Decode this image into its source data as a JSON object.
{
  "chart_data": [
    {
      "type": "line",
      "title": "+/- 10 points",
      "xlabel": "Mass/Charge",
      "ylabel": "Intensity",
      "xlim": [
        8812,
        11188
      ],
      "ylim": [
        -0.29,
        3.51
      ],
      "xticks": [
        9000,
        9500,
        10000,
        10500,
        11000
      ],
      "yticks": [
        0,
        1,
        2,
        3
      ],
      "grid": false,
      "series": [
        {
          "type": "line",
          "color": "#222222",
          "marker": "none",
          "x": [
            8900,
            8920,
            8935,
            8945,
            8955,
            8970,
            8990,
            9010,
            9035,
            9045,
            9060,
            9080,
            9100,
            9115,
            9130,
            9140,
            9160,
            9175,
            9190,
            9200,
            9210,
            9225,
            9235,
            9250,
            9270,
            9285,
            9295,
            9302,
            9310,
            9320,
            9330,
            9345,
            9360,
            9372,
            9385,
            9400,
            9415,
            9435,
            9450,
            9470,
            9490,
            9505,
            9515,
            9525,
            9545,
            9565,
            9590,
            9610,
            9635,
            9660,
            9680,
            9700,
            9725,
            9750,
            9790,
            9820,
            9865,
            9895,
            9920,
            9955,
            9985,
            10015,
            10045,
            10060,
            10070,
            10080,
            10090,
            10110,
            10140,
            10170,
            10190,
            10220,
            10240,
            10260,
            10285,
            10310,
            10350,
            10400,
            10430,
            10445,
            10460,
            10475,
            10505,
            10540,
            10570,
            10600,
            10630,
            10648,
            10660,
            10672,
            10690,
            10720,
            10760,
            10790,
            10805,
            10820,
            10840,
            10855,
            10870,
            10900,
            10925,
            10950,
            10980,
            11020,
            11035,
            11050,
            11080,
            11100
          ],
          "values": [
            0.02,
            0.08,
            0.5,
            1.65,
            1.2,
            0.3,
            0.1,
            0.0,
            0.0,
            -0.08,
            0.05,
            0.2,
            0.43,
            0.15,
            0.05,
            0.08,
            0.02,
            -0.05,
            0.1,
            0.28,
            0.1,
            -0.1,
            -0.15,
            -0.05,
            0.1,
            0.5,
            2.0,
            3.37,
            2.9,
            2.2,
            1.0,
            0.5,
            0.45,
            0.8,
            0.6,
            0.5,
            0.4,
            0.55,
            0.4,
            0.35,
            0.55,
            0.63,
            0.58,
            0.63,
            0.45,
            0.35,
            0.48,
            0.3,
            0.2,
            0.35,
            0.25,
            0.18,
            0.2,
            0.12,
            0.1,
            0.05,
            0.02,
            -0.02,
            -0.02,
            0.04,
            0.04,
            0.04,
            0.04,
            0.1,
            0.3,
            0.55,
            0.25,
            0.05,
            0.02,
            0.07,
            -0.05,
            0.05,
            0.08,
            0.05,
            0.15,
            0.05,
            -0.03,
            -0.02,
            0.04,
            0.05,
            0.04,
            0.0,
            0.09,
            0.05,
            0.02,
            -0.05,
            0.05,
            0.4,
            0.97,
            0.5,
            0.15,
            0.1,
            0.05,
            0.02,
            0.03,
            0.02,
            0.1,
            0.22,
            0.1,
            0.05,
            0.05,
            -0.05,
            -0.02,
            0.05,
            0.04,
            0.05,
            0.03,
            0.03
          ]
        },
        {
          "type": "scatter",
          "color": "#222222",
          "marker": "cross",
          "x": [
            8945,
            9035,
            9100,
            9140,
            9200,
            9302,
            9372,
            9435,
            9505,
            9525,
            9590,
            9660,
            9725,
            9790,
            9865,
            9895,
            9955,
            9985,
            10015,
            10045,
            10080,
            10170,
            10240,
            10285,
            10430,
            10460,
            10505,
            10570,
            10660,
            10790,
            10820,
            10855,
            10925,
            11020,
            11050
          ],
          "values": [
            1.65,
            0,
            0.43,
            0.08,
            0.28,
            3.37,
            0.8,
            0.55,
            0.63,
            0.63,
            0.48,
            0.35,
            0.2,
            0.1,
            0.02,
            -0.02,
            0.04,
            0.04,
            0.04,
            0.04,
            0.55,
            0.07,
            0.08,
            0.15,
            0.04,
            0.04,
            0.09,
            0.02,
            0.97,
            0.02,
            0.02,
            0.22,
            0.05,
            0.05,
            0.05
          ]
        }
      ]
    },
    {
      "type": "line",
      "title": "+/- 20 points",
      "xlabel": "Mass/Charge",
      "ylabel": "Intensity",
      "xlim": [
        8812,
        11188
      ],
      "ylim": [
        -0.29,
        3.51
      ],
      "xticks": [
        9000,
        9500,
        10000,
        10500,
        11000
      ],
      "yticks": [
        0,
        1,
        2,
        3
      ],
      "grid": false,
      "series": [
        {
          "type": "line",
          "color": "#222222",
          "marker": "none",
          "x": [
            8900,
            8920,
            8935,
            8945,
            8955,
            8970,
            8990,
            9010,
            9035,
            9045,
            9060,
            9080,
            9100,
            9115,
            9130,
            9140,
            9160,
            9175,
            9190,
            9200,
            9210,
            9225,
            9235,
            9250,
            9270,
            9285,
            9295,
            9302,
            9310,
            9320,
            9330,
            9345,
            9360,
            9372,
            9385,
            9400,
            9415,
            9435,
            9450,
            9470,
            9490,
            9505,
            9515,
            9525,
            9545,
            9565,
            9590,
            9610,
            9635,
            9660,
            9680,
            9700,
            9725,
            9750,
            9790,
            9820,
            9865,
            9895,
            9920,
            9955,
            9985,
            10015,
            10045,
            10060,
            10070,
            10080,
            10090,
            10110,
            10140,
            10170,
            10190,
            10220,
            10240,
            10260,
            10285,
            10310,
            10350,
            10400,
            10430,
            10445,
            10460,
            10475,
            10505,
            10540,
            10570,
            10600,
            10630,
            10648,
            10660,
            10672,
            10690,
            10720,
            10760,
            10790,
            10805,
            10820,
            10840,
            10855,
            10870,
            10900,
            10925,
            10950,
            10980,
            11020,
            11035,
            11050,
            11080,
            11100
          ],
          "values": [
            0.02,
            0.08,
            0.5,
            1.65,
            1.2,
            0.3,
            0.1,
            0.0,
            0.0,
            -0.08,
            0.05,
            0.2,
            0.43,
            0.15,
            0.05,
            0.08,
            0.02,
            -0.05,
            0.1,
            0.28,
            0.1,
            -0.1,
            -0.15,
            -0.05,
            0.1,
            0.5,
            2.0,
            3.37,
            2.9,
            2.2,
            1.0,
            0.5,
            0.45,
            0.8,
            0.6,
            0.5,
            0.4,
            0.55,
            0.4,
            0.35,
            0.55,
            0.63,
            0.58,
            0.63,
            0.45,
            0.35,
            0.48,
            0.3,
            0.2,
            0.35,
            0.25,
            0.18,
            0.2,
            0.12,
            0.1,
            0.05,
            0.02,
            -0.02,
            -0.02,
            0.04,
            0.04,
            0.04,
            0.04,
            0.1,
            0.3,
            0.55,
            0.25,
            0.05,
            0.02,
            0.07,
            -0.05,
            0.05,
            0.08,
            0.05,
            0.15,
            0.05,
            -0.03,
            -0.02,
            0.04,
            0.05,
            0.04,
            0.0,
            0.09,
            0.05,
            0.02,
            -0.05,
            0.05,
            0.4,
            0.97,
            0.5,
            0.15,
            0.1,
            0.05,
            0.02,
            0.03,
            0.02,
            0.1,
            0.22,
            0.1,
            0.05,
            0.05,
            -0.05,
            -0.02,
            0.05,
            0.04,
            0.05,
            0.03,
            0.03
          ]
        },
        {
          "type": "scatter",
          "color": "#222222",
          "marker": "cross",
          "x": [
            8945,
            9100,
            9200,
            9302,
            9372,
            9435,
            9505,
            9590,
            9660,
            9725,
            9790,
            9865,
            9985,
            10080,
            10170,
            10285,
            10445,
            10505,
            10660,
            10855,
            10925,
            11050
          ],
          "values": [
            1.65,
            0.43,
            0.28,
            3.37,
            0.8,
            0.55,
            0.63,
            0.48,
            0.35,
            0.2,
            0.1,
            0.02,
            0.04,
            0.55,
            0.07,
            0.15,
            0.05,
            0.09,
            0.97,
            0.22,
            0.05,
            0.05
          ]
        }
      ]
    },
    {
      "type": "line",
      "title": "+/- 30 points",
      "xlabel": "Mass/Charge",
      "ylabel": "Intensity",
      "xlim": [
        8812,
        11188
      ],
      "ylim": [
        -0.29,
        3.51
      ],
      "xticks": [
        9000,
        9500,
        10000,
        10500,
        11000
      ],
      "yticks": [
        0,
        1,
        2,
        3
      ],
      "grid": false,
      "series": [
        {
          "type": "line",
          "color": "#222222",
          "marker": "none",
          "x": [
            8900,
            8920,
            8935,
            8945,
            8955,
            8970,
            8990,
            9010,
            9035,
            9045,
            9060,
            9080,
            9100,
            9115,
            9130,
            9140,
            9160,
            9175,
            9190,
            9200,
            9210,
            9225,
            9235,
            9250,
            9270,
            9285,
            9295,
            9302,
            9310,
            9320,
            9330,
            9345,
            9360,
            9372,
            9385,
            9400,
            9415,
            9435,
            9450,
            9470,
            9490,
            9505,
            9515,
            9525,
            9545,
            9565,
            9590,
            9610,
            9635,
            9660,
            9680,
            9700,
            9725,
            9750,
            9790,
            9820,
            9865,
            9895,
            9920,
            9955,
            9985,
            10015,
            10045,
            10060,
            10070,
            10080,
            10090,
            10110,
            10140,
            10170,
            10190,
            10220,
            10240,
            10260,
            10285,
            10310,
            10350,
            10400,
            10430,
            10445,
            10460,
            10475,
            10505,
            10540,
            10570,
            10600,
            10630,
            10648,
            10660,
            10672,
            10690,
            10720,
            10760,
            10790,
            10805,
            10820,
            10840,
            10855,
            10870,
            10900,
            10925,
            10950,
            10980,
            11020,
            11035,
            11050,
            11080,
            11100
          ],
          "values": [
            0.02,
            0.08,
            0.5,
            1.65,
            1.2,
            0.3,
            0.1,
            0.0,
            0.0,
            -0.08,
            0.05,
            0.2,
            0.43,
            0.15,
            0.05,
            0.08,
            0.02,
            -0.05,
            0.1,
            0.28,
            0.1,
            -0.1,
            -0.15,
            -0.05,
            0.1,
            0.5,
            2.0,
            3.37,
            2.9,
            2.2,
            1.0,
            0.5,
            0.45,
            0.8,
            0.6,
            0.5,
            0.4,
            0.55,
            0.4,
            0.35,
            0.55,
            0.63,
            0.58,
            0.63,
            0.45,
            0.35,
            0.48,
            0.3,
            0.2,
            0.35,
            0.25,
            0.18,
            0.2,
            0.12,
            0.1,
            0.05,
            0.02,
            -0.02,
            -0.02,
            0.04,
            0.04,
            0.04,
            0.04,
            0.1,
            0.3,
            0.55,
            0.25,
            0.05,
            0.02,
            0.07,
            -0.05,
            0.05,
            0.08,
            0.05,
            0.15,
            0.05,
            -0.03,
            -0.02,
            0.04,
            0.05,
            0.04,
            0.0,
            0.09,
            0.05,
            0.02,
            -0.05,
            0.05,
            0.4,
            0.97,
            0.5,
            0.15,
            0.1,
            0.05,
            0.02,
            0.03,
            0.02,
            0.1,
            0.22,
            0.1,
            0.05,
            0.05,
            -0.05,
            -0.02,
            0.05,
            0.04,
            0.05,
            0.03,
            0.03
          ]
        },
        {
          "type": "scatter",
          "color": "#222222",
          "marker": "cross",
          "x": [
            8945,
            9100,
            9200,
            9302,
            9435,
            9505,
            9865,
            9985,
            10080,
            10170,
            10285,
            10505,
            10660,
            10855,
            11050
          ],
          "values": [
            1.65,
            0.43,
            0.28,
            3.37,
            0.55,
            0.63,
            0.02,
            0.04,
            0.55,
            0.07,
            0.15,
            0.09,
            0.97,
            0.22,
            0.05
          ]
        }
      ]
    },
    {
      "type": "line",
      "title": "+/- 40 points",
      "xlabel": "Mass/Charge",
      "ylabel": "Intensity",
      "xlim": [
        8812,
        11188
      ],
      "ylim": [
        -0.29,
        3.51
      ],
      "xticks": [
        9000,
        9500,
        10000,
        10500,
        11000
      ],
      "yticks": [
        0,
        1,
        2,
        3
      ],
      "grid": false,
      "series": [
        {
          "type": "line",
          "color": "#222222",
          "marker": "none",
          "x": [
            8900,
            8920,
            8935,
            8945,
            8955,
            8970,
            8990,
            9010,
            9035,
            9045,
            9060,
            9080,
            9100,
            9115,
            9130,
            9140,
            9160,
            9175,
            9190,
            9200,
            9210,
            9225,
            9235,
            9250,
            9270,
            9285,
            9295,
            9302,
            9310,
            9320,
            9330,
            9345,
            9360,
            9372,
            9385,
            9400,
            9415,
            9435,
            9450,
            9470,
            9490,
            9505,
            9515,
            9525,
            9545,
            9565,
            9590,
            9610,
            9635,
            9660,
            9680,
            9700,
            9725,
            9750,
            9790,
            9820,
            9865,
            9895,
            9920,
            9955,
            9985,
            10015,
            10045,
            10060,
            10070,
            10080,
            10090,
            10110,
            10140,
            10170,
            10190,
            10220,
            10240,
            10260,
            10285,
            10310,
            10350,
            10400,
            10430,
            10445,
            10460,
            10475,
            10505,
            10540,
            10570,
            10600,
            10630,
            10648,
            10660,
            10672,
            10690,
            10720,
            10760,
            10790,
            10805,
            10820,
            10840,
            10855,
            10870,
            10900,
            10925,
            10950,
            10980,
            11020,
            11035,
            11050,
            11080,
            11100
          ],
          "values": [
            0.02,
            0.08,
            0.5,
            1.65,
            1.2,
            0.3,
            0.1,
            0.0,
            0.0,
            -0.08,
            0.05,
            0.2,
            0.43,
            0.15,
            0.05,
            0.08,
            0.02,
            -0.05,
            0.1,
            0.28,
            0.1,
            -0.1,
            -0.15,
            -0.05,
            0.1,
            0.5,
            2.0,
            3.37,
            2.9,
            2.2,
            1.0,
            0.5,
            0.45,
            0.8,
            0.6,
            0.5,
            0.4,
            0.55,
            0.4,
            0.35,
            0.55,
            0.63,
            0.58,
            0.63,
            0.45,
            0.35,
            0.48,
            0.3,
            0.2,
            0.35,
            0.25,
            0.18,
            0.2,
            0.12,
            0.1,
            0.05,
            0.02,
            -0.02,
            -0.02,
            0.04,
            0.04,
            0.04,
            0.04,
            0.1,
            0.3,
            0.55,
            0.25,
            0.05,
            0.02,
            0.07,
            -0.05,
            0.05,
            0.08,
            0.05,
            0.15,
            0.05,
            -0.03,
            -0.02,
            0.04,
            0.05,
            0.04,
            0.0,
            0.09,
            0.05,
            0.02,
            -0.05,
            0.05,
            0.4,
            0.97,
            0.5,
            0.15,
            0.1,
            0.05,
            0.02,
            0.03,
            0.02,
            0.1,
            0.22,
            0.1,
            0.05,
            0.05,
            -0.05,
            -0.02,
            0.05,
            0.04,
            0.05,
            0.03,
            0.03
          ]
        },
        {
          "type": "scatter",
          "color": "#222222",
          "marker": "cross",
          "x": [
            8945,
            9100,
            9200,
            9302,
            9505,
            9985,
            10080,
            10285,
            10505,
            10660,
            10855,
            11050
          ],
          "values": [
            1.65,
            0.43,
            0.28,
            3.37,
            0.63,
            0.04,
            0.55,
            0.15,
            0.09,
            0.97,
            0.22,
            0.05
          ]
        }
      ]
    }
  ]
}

------------------------------------------------------------------------

Problem details - List all lines from the entries that include the word "title".

Completed exercise -
      "title": "+/- 10 points",
      "title": "+/- 20 points",
      "title": "+/- 30 points",
      "title": "+/- 40 points",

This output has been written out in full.